[Data items]
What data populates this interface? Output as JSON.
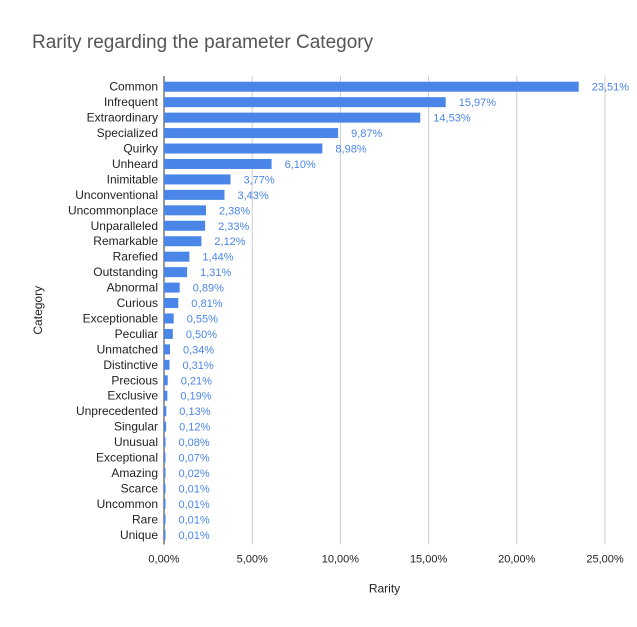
{
  "chart_data": {
    "type": "bar",
    "orientation": "horizontal",
    "title": "Rarity regarding the parameter Category",
    "xlabel": "Rarity",
    "ylabel": "Category",
    "xlim": [
      0,
      25
    ],
    "x_ticks": [
      0,
      5,
      10,
      15,
      20,
      25
    ],
    "x_tick_labels": [
      "0,00%",
      "5,00%",
      "10,00%",
      "15,00%",
      "20,00%",
      "25,00%"
    ],
    "grid": true,
    "bar_color": "#4a86e8",
    "categories": [
      "Common",
      "Infrequent",
      "Extraordinary",
      "Specialized",
      "Quirky",
      "Unheard",
      "Inimitable",
      "Unconventional",
      "Uncommonplace",
      "Unparalleled",
      "Remarkable",
      "Rarefied",
      "Outstanding",
      "Abnormal",
      "Curious",
      "Exceptionable",
      "Peculiar",
      "Unmatched",
      "Distinctive",
      "Precious",
      "Exclusive",
      "Unprecedented",
      "Singular",
      "Unusual",
      "Exceptional",
      "Amazing",
      "Scarce",
      "Uncommon",
      "Rare",
      "Unique"
    ],
    "values": [
      23.51,
      15.97,
      14.53,
      9.87,
      8.98,
      6.1,
      3.77,
      3.43,
      2.38,
      2.33,
      2.12,
      1.44,
      1.31,
      0.89,
      0.81,
      0.55,
      0.5,
      0.34,
      0.31,
      0.21,
      0.19,
      0.13,
      0.12,
      0.08,
      0.07,
      0.02,
      0.01,
      0.01,
      0.01,
      0.01
    ],
    "value_labels": [
      "23,51%",
      "15,97%",
      "14,53%",
      "9,87%",
      "8,98%",
      "6,10%",
      "3,77%",
      "3,43%",
      "2,38%",
      "2,33%",
      "2,12%",
      "1,44%",
      "1,31%",
      "0,89%",
      "0,81%",
      "0,55%",
      "0,50%",
      "0,34%",
      "0,31%",
      "0,21%",
      "0,19%",
      "0,13%",
      "0,12%",
      "0,08%",
      "0,07%",
      "0,02%",
      "0,01%",
      "0,01%",
      "0,01%",
      "0,01%"
    ]
  }
}
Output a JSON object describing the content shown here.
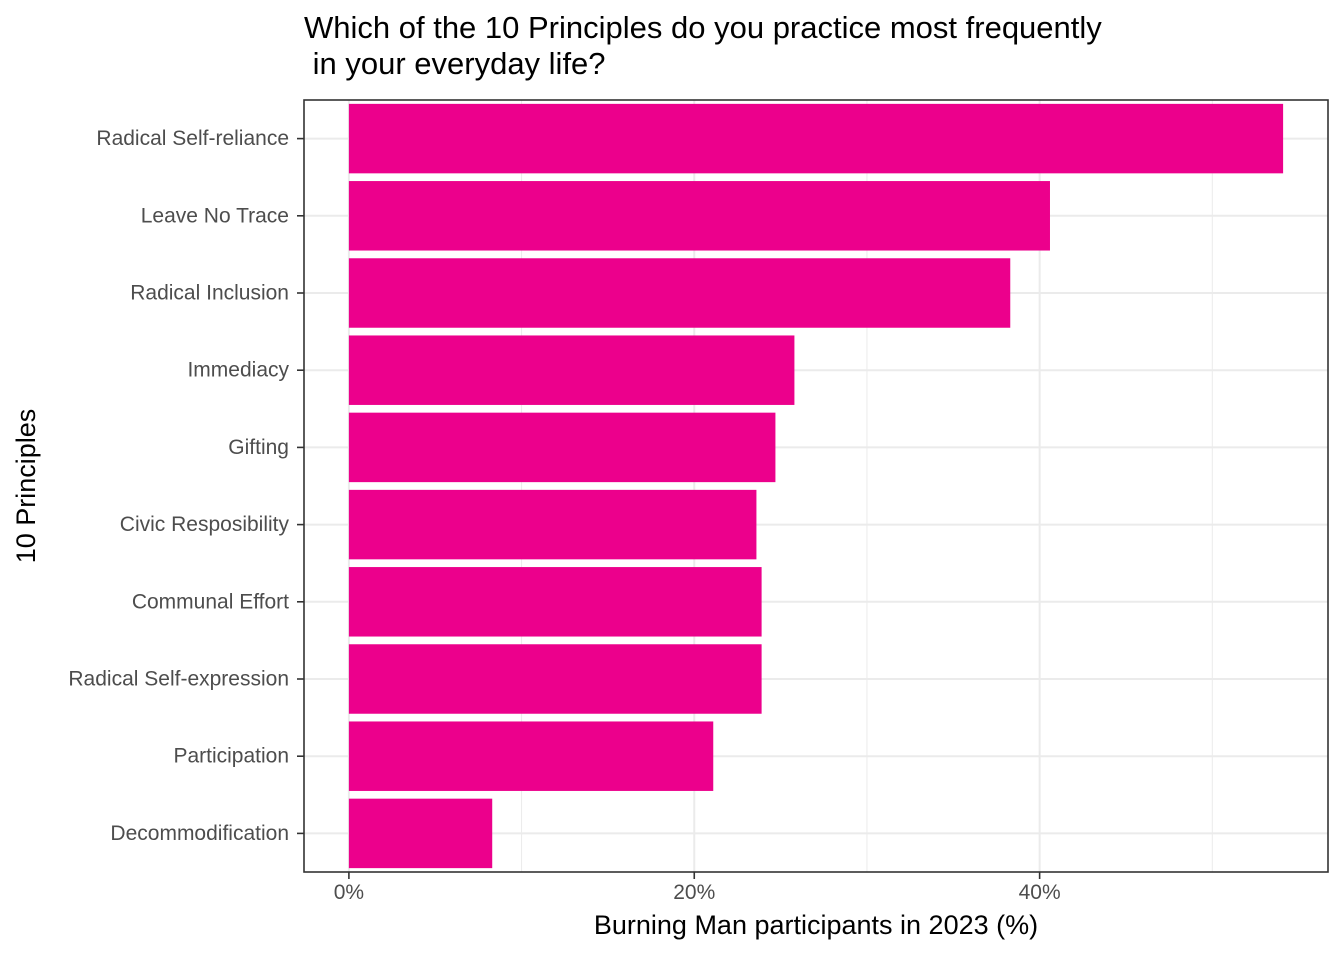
{
  "chart_data": {
    "type": "bar",
    "orientation": "horizontal",
    "title": "Which of the 10 Principles do you practice most frequently\n in your everyday life?",
    "xlabel": "Burning Man participants in 2023 (%)",
    "ylabel": "10 Principles",
    "categories": [
      "Radical Self-reliance",
      "Leave No Trace",
      "Radical Inclusion",
      "Immediacy",
      "Gifting",
      "Civic Resposibility",
      "Communal Effort",
      "Radical Self-expression",
      "Participation",
      "Decommodification"
    ],
    "values": [
      54.1,
      40.6,
      38.3,
      25.8,
      24.7,
      23.6,
      23.9,
      23.9,
      21.1,
      8.3
    ],
    "xlim": [
      -2.6,
      56.7
    ],
    "x_ticks": [
      0,
      20,
      40
    ],
    "x_tick_labels": [
      "0%",
      "20%",
      "40%"
    ],
    "bar_color": "#EC008C",
    "grid": true,
    "legend": "none"
  }
}
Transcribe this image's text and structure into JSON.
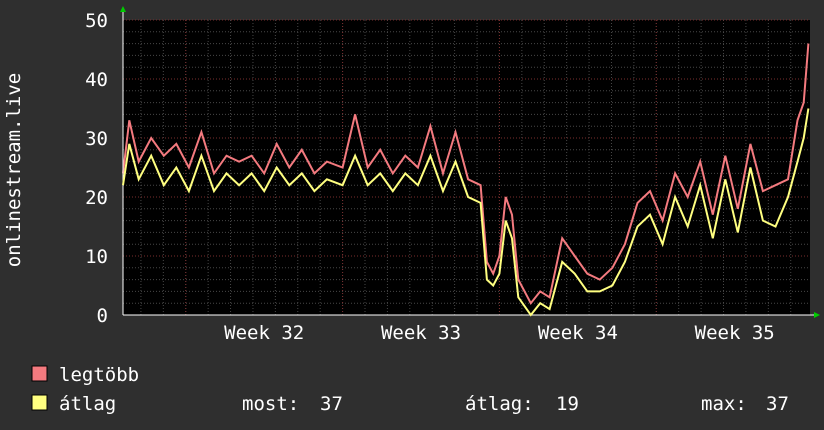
{
  "chart_data": {
    "type": "line",
    "ylabel": "onlinestream.live",
    "xlabel": "",
    "ylim": [
      0,
      50
    ],
    "yticks": [
      0,
      10,
      20,
      30,
      40,
      50
    ],
    "x_range": [
      31.6,
      35.98
    ],
    "xticks": [
      {
        "x": 32,
        "label": "Week 32"
      },
      {
        "x": 33,
        "label": "Week 33"
      },
      {
        "x": 34,
        "label": "Week 34"
      },
      {
        "x": 35,
        "label": "Week 35"
      }
    ],
    "grid": true,
    "legend_position": "bottom-left",
    "colors": {
      "background": "#2f2f2f",
      "plot_background": "#000000",
      "minor_grid": "#474747",
      "major_grid": "#7a2e2e",
      "max_series": "#f47a7f",
      "avg_series": "#ffff80",
      "arrow": "#00cc00"
    },
    "series": [
      {
        "name": "legtöbb",
        "x": [
          31.6,
          31.64,
          31.7,
          31.78,
          31.86,
          31.94,
          32.02,
          32.1,
          32.18,
          32.26,
          32.34,
          32.42,
          32.5,
          32.58,
          32.66,
          32.74,
          32.82,
          32.9,
          33.0,
          33.08,
          33.16,
          33.24,
          33.32,
          33.4,
          33.48,
          33.56,
          33.64,
          33.72,
          33.8,
          33.88,
          33.92,
          33.96,
          34.0,
          34.04,
          34.08,
          34.12,
          34.2,
          34.26,
          34.32,
          34.4,
          34.48,
          34.56,
          34.64,
          34.72,
          34.8,
          34.88,
          34.96,
          35.04,
          35.12,
          35.2,
          35.28,
          35.36,
          35.44,
          35.52,
          35.6,
          35.68,
          35.76,
          35.84,
          35.9,
          35.94,
          35.97
        ],
        "values": [
          24,
          33,
          26,
          30,
          27,
          29,
          25,
          31,
          24,
          27,
          26,
          27,
          24,
          29,
          25,
          28,
          24,
          26,
          25,
          34,
          25,
          28,
          24,
          27,
          25,
          32,
          24,
          31,
          23,
          22,
          9,
          7,
          10,
          20,
          17,
          6,
          2,
          4,
          3,
          13,
          10,
          7,
          6,
          8,
          12,
          19,
          21,
          16,
          24,
          20,
          26,
          17,
          27,
          18,
          29,
          21,
          22,
          23,
          33,
          36,
          46
        ]
      },
      {
        "name": "átlag",
        "x": [
          31.6,
          31.64,
          31.7,
          31.78,
          31.86,
          31.94,
          32.02,
          32.1,
          32.18,
          32.26,
          32.34,
          32.42,
          32.5,
          32.58,
          32.66,
          32.74,
          32.82,
          32.9,
          33.0,
          33.08,
          33.16,
          33.24,
          33.32,
          33.4,
          33.48,
          33.56,
          33.64,
          33.72,
          33.8,
          33.88,
          33.92,
          33.96,
          34.0,
          34.04,
          34.08,
          34.12,
          34.2,
          34.26,
          34.32,
          34.4,
          34.48,
          34.56,
          34.64,
          34.72,
          34.8,
          34.88,
          34.96,
          35.04,
          35.12,
          35.2,
          35.28,
          35.36,
          35.44,
          35.52,
          35.6,
          35.68,
          35.76,
          35.84,
          35.9,
          35.94,
          35.97
        ],
        "values": [
          22,
          29,
          23,
          27,
          22,
          25,
          21,
          27,
          21,
          24,
          22,
          24,
          21,
          25,
          22,
          24,
          21,
          23,
          22,
          27,
          22,
          24,
          21,
          24,
          22,
          27,
          21,
          26,
          20,
          19,
          6,
          5,
          7,
          16,
          13,
          3,
          0,
          2,
          1,
          9,
          7,
          4,
          4,
          5,
          9,
          15,
          17,
          12,
          20,
          15,
          22,
          13,
          23,
          14,
          25,
          16,
          15,
          20,
          26,
          30,
          35
        ]
      }
    ]
  },
  "legend": {
    "max_label": "legtöbb",
    "avg_label": "átlag",
    "now_label": "most:",
    "now_value": "37",
    "avg_stat_label": "átlag:",
    "avg_stat_value": "19",
    "max_stat_label": "max:",
    "max_stat_value": "37"
  }
}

_PROMPT_
Print each record exactly as it stands, leaving the images out.

_CORRECT OUTPUT_
What data populates this interface? Output as JSON.
{
  "chart_data": {
    "type": "bar",
    "orientation": "horizontal",
    "title": "Rarity regarding the parameter Category",
    "xlabel": "Rarity",
    "ylabel": "Category",
    "xlim": [
      0,
      25
    ],
    "x_ticks": [
      0,
      5,
      10,
      15,
      20,
      25
    ],
    "x_tick_labels": [
      "0,00%",
      "5,00%",
      "10,00%",
      "15,00%",
      "20,00%",
      "25,00%"
    ],
    "grid": true,
    "bar_color": "#4a86e8",
    "categories": [
      "Common",
      "Infrequent",
      "Extraordinary",
      "Specialized",
      "Quirky",
      "Unheard",
      "Inimitable",
      "Unconventional",
      "Uncommonplace",
      "Unparalleled",
      "Remarkable",
      "Rarefied",
      "Outstanding",
      "Abnormal",
      "Curious",
      "Exceptionable",
      "Peculiar",
      "Unmatched",
      "Distinctive",
      "Precious",
      "Exclusive",
      "Unprecedented",
      "Singular",
      "Unusual",
      "Exceptional",
      "Amazing",
      "Scarce",
      "Uncommon",
      "Rare",
      "Unique"
    ],
    "values": [
      23.51,
      15.97,
      14.53,
      9.87,
      8.98,
      6.1,
      3.77,
      3.43,
      2.38,
      2.33,
      2.12,
      1.44,
      1.31,
      0.89,
      0.81,
      0.55,
      0.5,
      0.34,
      0.31,
      0.21,
      0.19,
      0.13,
      0.12,
      0.08,
      0.07,
      0.02,
      0.01,
      0.01,
      0.01,
      0.01
    ],
    "value_labels": [
      "23,51%",
      "15,97%",
      "14,53%",
      "9,87%",
      "8,98%",
      "6,10%",
      "3,77%",
      "3,43%",
      "2,38%",
      "2,33%",
      "2,12%",
      "1,44%",
      "1,31%",
      "0,89%",
      "0,81%",
      "0,55%",
      "0,50%",
      "0,34%",
      "0,31%",
      "0,21%",
      "0,19%",
      "0,13%",
      "0,12%",
      "0,08%",
      "0,07%",
      "0,02%",
      "0,01%",
      "0,01%",
      "0,01%",
      "0,01%"
    ]
  }
}
Output a JSON object describing the content shown here.
{
  "chart_data": {
    "type": "bar",
    "orientation": "horizontal",
    "title": "Which of the 10 Principles do you practice most frequently\n in your everyday life?",
    "xlabel": "Burning Man participants in 2023 (%)",
    "ylabel": "10 Principles",
    "categories": [
      "Radical Self-reliance",
      "Leave No Trace",
      "Radical Inclusion",
      "Immediacy",
      "Gifting",
      "Civic Resposibility",
      "Communal Effort",
      "Radical Self-expression",
      "Participation",
      "Decommodification"
    ],
    "values": [
      54.1,
      40.6,
      38.3,
      25.8,
      24.7,
      23.6,
      23.9,
      23.9,
      21.1,
      8.3
    ],
    "xlim": [
      -2.6,
      56.7
    ],
    "x_ticks": [
      0,
      20,
      40
    ],
    "x_tick_labels": [
      "0%",
      "20%",
      "40%"
    ],
    "bar_color": "#EC008C",
    "grid": true,
    "legend": "none"
  }
}
Transcribe this image's text and structure into JSON.
{
  "chart_data": {
    "type": "line",
    "ylabel": "onlinestream.live",
    "xlabel": "",
    "ylim": [
      0,
      50
    ],
    "yticks": [
      0,
      10,
      20,
      30,
      40,
      50
    ],
    "x_range": [
      31.6,
      35.98
    ],
    "xticks": [
      {
        "x": 32,
        "label": "Week 32"
      },
      {
        "x": 33,
        "label": "Week 33"
      },
      {
        "x": 34,
        "label": "Week 34"
      },
      {
        "x": 35,
        "label": "Week 35"
      }
    ],
    "grid": true,
    "legend_position": "bottom-left",
    "colors": {
      "background": "#2f2f2f",
      "plot_background": "#000000",
      "minor_grid": "#474747",
      "major_grid": "#7a2e2e",
      "max_series": "#f47a7f",
      "avg_series": "#ffff80",
      "arrow": "#00cc00"
    },
    "series": [
      {
        "name": "legtöbb",
        "x": [
          31.6,
          31.64,
          31.7,
          31.78,
          31.86,
          31.94,
          32.02,
          32.1,
          32.18,
          32.26,
          32.34,
          32.42,
          32.5,
          32.58,
          32.66,
          32.74,
          32.82,
          32.9,
          33.0,
          33.08,
          33.16,
          33.24,
          33.32,
          33.4,
          33.48,
          33.56,
          33.64,
          33.72,
          33.8,
          33.88,
          33.92,
          33.96,
          34.0,
          34.04,
          34.08,
          34.12,
          34.2,
          34.26,
          34.32,
          34.4,
          34.48,
          34.56,
          34.64,
          34.72,
          34.8,
          34.88,
          34.96,
          35.04,
          35.12,
          35.2,
          35.28,
          35.36,
          35.44,
          35.52,
          35.6,
          35.68,
          35.76,
          35.84,
          35.9,
          35.94,
          35.97
        ],
        "values": [
          24,
          33,
          26,
          30,
          27,
          29,
          25,
          31,
          24,
          27,
          26,
          27,
          24,
          29,
          25,
          28,
          24,
          26,
          25,
          34,
          25,
          28,
          24,
          27,
          25,
          32,
          24,
          31,
          23,
          22,
          9,
          7,
          10,
          20,
          17,
          6,
          2,
          4,
          3,
          13,
          10,
          7,
          6,
          8,
          12,
          19,
          21,
          16,
          24,
          20,
          26,
          17,
          27,
          18,
          29,
          21,
          22,
          23,
          33,
          36,
          46
        ]
      },
      {
        "name": "átlag",
        "x": [
          31.6,
          31.64,
          31.7,
          31.78,
          31.86,
          31.94,
          32.02,
          32.1,
          32.18,
          32.26,
          32.34,
          32.42,
          32.5,
          32.58,
          32.66,
          32.74,
          32.82,
          32.9,
          33.0,
          33.08,
          33.16,
          33.24,
          33.32,
          33.4,
          33.48,
          33.56,
          33.64,
          33.72,
          33.8,
          33.88,
          33.92,
          33.96,
          34.0,
          34.04,
          34.08,
          34.12,
          34.2,
          34.26,
          34.32,
          34.4,
          34.48,
          34.56,
          34.64,
          34.72,
          34.8,
          34.88,
          34.96,
          35.04,
          35.12,
          35.2,
          35.28,
          35.36,
          35.44,
          35.52,
          35.6,
          35.68,
          35.76,
          35.84,
          35.9,
          35.94,
          35.97
        ],
        "values": [
          22,
          29,
          23,
          27,
          22,
          25,
          21,
          27,
          21,
          24,
          22,
          24,
          21,
          25,
          22,
          24,
          21,
          23,
          22,
          27,
          22,
          24,
          21,
          24,
          22,
          27,
          21,
          26,
          20,
          19,
          6,
          5,
          7,
          16,
          13,
          3,
          0,
          2,
          1,
          9,
          7,
          4,
          4,
          5,
          9,
          15,
          17,
          12,
          20,
          15,
          22,
          13,
          23,
          14,
          25,
          16,
          15,
          20,
          26,
          30,
          35
        ]
      }
    ]
  },
  "legend": {
    "max_label": "legtöbb",
    "avg_label": "átlag",
    "now_label": "most:",
    "now_value": "37",
    "avg_stat_label": "átlag:",
    "avg_stat_value": "19",
    "max_stat_label": "max:",
    "max_stat_value": "37"
  }
}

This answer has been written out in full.